- Instruction:
Omit every picture while repeating the entries exactly.
----
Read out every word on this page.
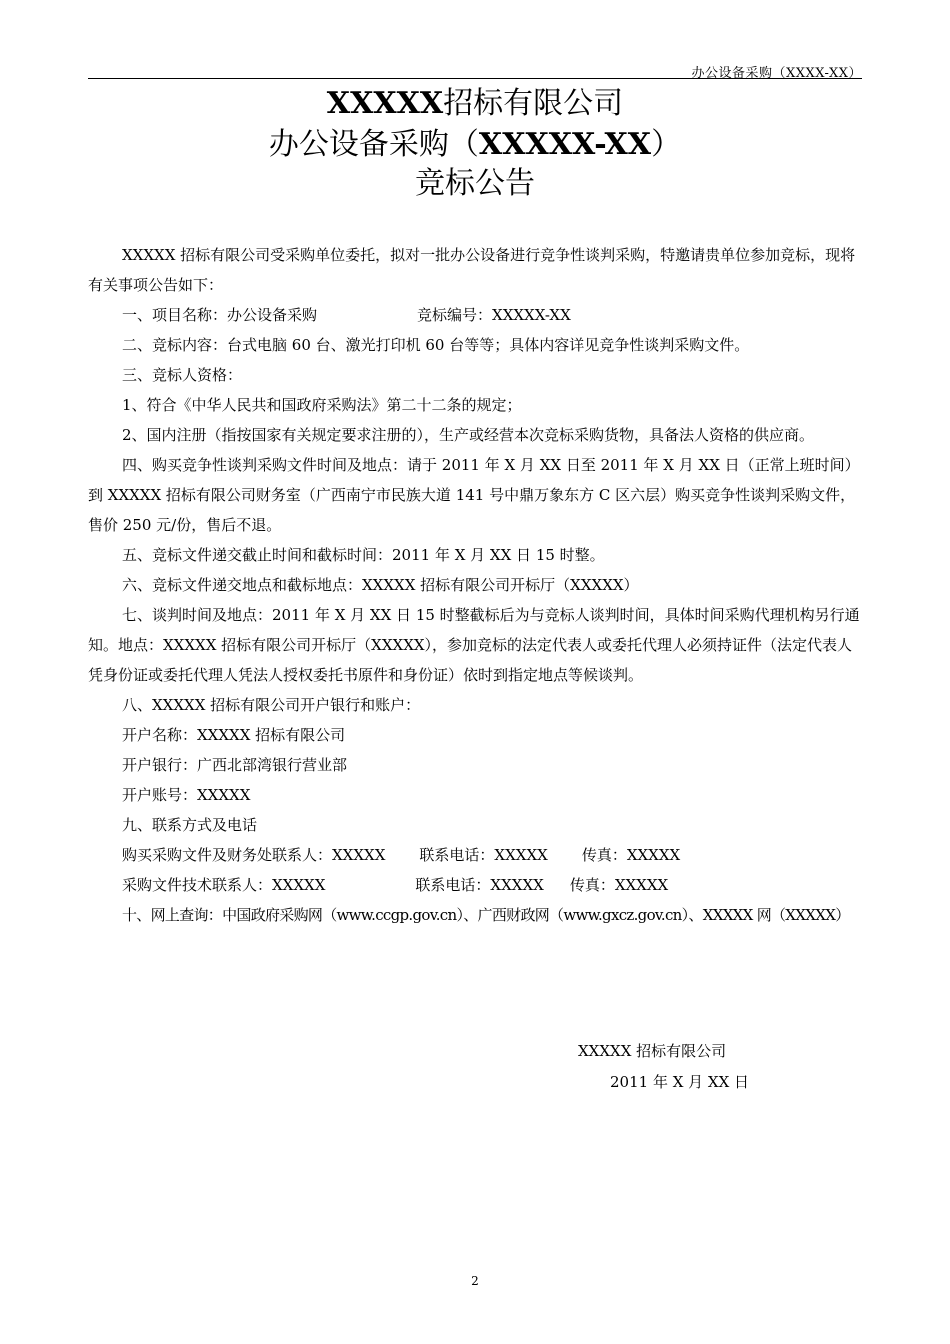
办公设备采购（XXXX-XX）
XXXXX招标有限公司
办公设备采购（XXXXX-XX）
竞标公告

XXXXX 招标有限公司受采购单位委托，拟对一批办公设备进行竞争性谈判采购，特邀请贵单位参加竞标，现将有关事项公告如下：

一、项目名称：办公设备采购	竞标编号：XXXXX-XX

二、竞标内容：台式电脑 60 台、激光打印机 60 台等等；具体内容详见竞争性谈判采购文件。

三、竞标人资格：

1、符合《中华人民共和国政府采购法》第二十二条的规定；

2、国内注册（指按国家有关规定要求注册的），生产或经营本次竞标采购货物，具备法人资格的供应商。

四、购买竞争性谈判采购文件时间及地点：请于 2011 年 X 月 XX 日至 2011 年 X 月 XX 日（正常上班时间）到 XXXXX 招标有限公司财务室（广西南宁市民族大道 141 号中鼎万象东方 C 区六层）购买竞争性谈判采购文件，售价 250 元/份，售后不退。

五、竞标文件递交截止时间和截标时间：2011 年 X 月 XX 日 15 时整。

六、竞标文件递交地点和截标地点：XXXXX 招标有限公司开标厅（XXXXX）

七、谈判时间及地点：2011 年 X 月 XX 日 15 时整截标后为与竞标人谈判时间，具体时间采购代理机构另行通知。地点：XXXXX 招标有限公司开标厅（XXXXX），参加竞标的法定代表人或委托代理人必须持证件（法定代表人凭身份证或委托代理人凭法人授权委托书原件和身份证）依时到指定地点等候谈判。

八、XXXXX 招标有限公司开户银行和账户：

开户名称：XXXXX 招标有限公司

开户银行：广西北部湾银行营业部

开户账号：XXXXX

九、联系方式及电话

购买采购文件及财务处联系人：XXXXX 联系电话：XXXXX 传真：XXXXX

采购文件技术联系人：XXXXX	联系电话：XXXXX 传真：XXXXX

十、网上查询：中国政府采购网（www.ccgp.gov.cn）、广西财政网（www.gxcz.gov.cn）、XXXXX 网（XXXXX）

XXXXX 招标有限公司
2011 年 X 月 XX 日
2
----
- Worked answer:
Read out every word on this page.
办公设备采购（XXXX-XX）
XXXXX招标有限公司
办公设备采购（XXXXX-XX）
竞标公告

XXXXX 招标有限公司受采购单位委托，拟对一批办公设备进行竞争性谈判采购，特邀请贵单位参加竞标，现将有关事项公告如下：

一、项目名称：办公设备采购	竞标编号：XXXXX-XX

二、竞标内容：台式电脑 60 台、激光打印机 60 台等等；具体内容详见竞争性谈判采购文件。

三、竞标人资格：

1、符合《中华人民共和国政府采购法》第二十二条的规定；

2、国内注册（指按国家有关规定要求注册的），生产或经营本次竞标采购货物，具备法人资格的供应商。

四、购买竞争性谈判采购文件时间及地点：请于 2011 年 X 月 XX 日至 2011 年 X 月 XX 日（正常上班时间）到 XXXXX 招标有限公司财务室（广西南宁市民族大道 141 号中鼎万象东方 C 区六层）购买竞争性谈判采购文件，售价 250 元/份，售后不退。

五、竞标文件递交截止时间和截标时间：2011 年 X 月 XX 日 15 时整。

六、竞标文件递交地点和截标地点：XXXXX 招标有限公司开标厅（XXXXX）

七、谈判时间及地点：2011 年 X 月 XX 日 15 时整截标后为与竞标人谈判时间，具体时间采购代理机构另行通知。地点：XXXXX 招标有限公司开标厅（XXXXX），参加竞标的法定代表人或委托代理人必须持证件（法定代表人凭身份证或委托代理人凭法人授权委托书原件和身份证）依时到指定地点等候谈判。

八、XXXXX 招标有限公司开户银行和账户：

开户名称：XXXXX 招标有限公司

开户银行：广西北部湾银行营业部

开户账号：XXXXX

九、联系方式及电话

购买采购文件及财务处联系人：XXXXX 联系电话：XXXXX 传真：XXXXX

采购文件技术联系人：XXXXX	联系电话：XXXXX 传真：XXXXX

十、网上查询：中国政府采购网（www.ccgp.gov.cn）、广西财政网（www.gxcz.gov.cn）、XXXXX 网（XXXXX）

XXXXX 招标有限公司
2011 年 X 月 XX 日
2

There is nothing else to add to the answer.